Once the pictures are set aside, transcribe the remaining data exactly.

(Extracted records)
--- Start ---

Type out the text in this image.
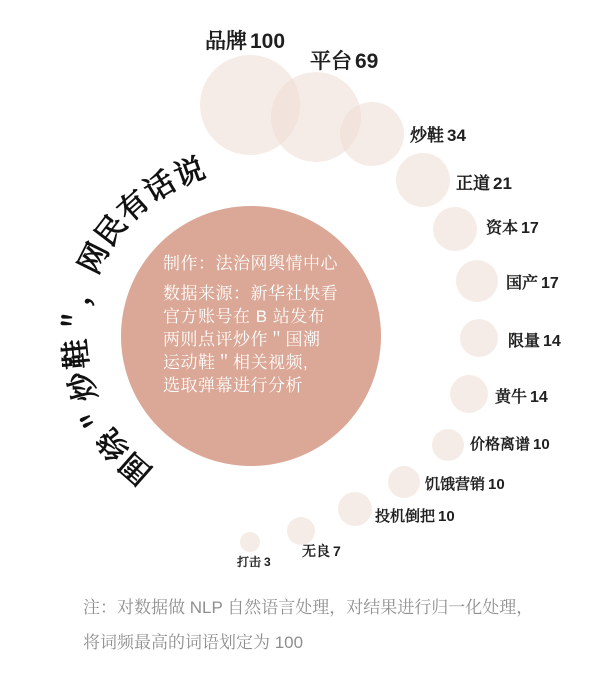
围绕＂炒鞋＂，网民有话说
品牌 100
平台 69
炒鞋 34
正道 21
资本 17
国产 17
限量 14
黄牛 14
价格离谱 10
饥饿营销 10
投机倒把 10
无良 7
打击 3
制作：法治网舆情中心
数据来源：新华社快看
官方账号在 B 站发布
两则点评炒作＂国潮
运动鞋＂相关视频,
选取弹幕进行分析
注：对数据做 NLP 自然语言处理，对结果进行归一化处理，
将词频最高的词语划定为 100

--- End ---

**FINISHED TASK**
Type out the text in this image.
围绕＂炒鞋＂，网民有话说
品牌 100
平台 69
炒鞋 34
正道 21
资本 17
国产 17
限量 14
黄牛 14
价格离谱 10
饥饿营销 10
投机倒把 10
无良 7
打击 3
制作：法治网舆情中心
数据来源：新华社快看
官方账号在 B 站发布
两则点评炒作＂国潮
运动鞋＂相关视频,
选取弹幕进行分析
注：对数据做 NLP 自然语言处理，对结果进行归一化处理，
将词频最高的词语划定为 100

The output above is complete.